Figure content listings:

▶

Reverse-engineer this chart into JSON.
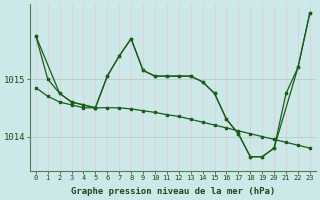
{
  "xlabel": "Graphe pression niveau de la mer (hPa)",
  "bg_color": "#cce8e8",
  "vgrid_color": "#e8c8c8",
  "hgrid_color": "#c0c0c0",
  "line_color": "#1a5c1a",
  "ylim": [
    1013.4,
    1016.3
  ],
  "yticks": [
    1014,
    1015
  ],
  "line1_x": [
    0,
    1,
    2,
    3,
    4,
    5,
    6,
    7,
    8,
    9,
    10,
    11,
    12,
    13,
    14,
    15,
    16,
    17,
    18,
    19,
    20,
    21,
    22,
    23
  ],
  "line1_y": [
    1015.75,
    1015.0,
    1014.75,
    1014.6,
    1014.55,
    1014.5,
    1015.05,
    1015.4,
    1015.7,
    1015.15,
    1015.05,
    1015.05,
    1015.05,
    1015.05,
    1014.95,
    1014.75,
    1014.3,
    1014.05,
    1013.65,
    1013.65,
    1013.8,
    1014.75,
    1015.2,
    1016.15
  ],
  "line2_x": [
    0,
    1,
    2,
    3,
    4,
    5,
    6,
    7,
    8,
    9,
    10,
    11,
    12,
    13,
    14,
    15,
    16,
    17,
    18,
    19,
    20,
    21,
    22,
    23
  ],
  "line2_y": [
    1014.85,
    1014.7,
    1014.6,
    1014.55,
    1014.5,
    1014.5,
    1014.5,
    1014.5,
    1014.48,
    1014.45,
    1014.42,
    1014.38,
    1014.35,
    1014.3,
    1014.25,
    1014.2,
    1014.15,
    1014.1,
    1014.05,
    1014.0,
    1013.95,
    1013.9,
    1013.85,
    1013.8
  ],
  "line3_x": [
    0,
    2,
    3,
    4,
    5,
    6,
    7,
    8,
    9,
    10,
    11,
    12,
    13,
    14,
    15,
    16,
    17,
    18,
    19,
    20,
    22,
    23
  ],
  "line3_y": [
    1015.75,
    1014.75,
    1014.6,
    1014.55,
    1014.5,
    1015.05,
    1015.4,
    1015.7,
    1015.15,
    1015.05,
    1015.05,
    1015.05,
    1015.05,
    1014.95,
    1014.75,
    1014.3,
    1014.05,
    1013.65,
    1013.65,
    1013.8,
    1015.2,
    1016.15
  ]
}
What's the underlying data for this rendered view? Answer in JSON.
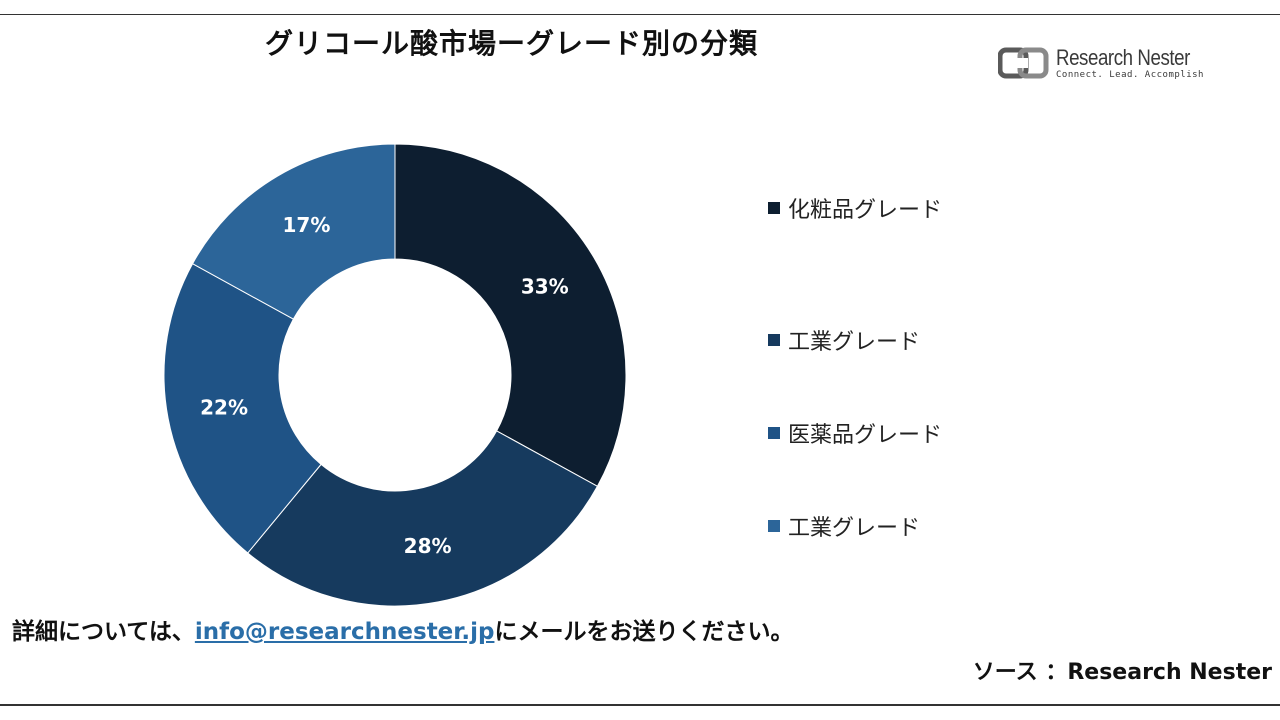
{
  "title": "グリコール酸市場ーグレード別の分類",
  "logo": {
    "name": "Research Nester",
    "tagline": "Connect. Lead. Accomplish"
  },
  "chart_data": {
    "type": "pie",
    "donut": true,
    "start_angle_deg": 0,
    "direction": "clockwise",
    "categories": [
      "化粧品グレード",
      "工業グレード",
      "医薬品グレード",
      "工業グレード"
    ],
    "values": [
      33,
      28,
      22,
      17
    ],
    "value_labels": [
      "33%",
      "28%",
      "22%",
      "17%"
    ],
    "colors": [
      "#0d1e30",
      "#163a5e",
      "#1f5386",
      "#2c6599"
    ],
    "legend_position": "right"
  },
  "footer": {
    "prefix": "詳細については、",
    "email": "info@researchnester.jp",
    "suffix": "にメールをお送りください。"
  },
  "source": "ソース ：Research Nester"
}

◀

## PROBLEM DETAILS
Reproduce the data verbatim. Do not carry any picture into the copy.

## FINAL RESULT
Reverse-engineer this chart into JSON.
{
  "xlabel": "Graphe pression niveau de la mer (hPa)",
  "bg_color": "#cce8e8",
  "vgrid_color": "#e8c8c8",
  "hgrid_color": "#c0c0c0",
  "line_color": "#1a5c1a",
  "ylim": [
    1013.4,
    1016.3
  ],
  "yticks": [
    1014,
    1015
  ],
  "line1_x": [
    0,
    1,
    2,
    3,
    4,
    5,
    6,
    7,
    8,
    9,
    10,
    11,
    12,
    13,
    14,
    15,
    16,
    17,
    18,
    19,
    20,
    21,
    22,
    23
  ],
  "line1_y": [
    1015.75,
    1015.0,
    1014.75,
    1014.6,
    1014.55,
    1014.5,
    1015.05,
    1015.4,
    1015.7,
    1015.15,
    1015.05,
    1015.05,
    1015.05,
    1015.05,
    1014.95,
    1014.75,
    1014.3,
    1014.05,
    1013.65,
    1013.65,
    1013.8,
    1014.75,
    1015.2,
    1016.15
  ],
  "line2_x": [
    0,
    1,
    2,
    3,
    4,
    5,
    6,
    7,
    8,
    9,
    10,
    11,
    12,
    13,
    14,
    15,
    16,
    17,
    18,
    19,
    20,
    21,
    22,
    23
  ],
  "line2_y": [
    1014.85,
    1014.7,
    1014.6,
    1014.55,
    1014.5,
    1014.5,
    1014.5,
    1014.5,
    1014.48,
    1014.45,
    1014.42,
    1014.38,
    1014.35,
    1014.3,
    1014.25,
    1014.2,
    1014.15,
    1014.1,
    1014.05,
    1014.0,
    1013.95,
    1013.9,
    1013.85,
    1013.8
  ],
  "line3_x": [
    0,
    2,
    3,
    4,
    5,
    6,
    7,
    8,
    9,
    10,
    11,
    12,
    13,
    14,
    15,
    16,
    17,
    18,
    19,
    20,
    22,
    23
  ],
  "line3_y": [
    1015.75,
    1014.75,
    1014.6,
    1014.55,
    1014.5,
    1015.05,
    1015.4,
    1015.7,
    1015.15,
    1015.05,
    1015.05,
    1015.05,
    1015.05,
    1014.95,
    1014.75,
    1014.3,
    1014.05,
    1013.65,
    1013.65,
    1013.8,
    1015.2,
    1016.15
  ]
}
What's the underlying data for this rendered view? Answer in JSON.
{
  "title": "グリコール酸市場ーグレード別の分類",
  "logo": {
    "name": "Research Nester",
    "tagline": "Connect. Lead. Accomplish"
  },
  "chart_data": {
    "type": "pie",
    "donut": true,
    "start_angle_deg": 0,
    "direction": "clockwise",
    "categories": [
      "化粧品グレード",
      "工業グレード",
      "医薬品グレード",
      "工業グレード"
    ],
    "values": [
      33,
      28,
      22,
      17
    ],
    "value_labels": [
      "33%",
      "28%",
      "22%",
      "17%"
    ],
    "colors": [
      "#0d1e30",
      "#163a5e",
      "#1f5386",
      "#2c6599"
    ],
    "legend_position": "right"
  },
  "footer": {
    "prefix": "詳細については、",
    "email": "info@researchnester.jp",
    "suffix": "にメールをお送りください。"
  },
  "source": "ソース ：Research Nester"
}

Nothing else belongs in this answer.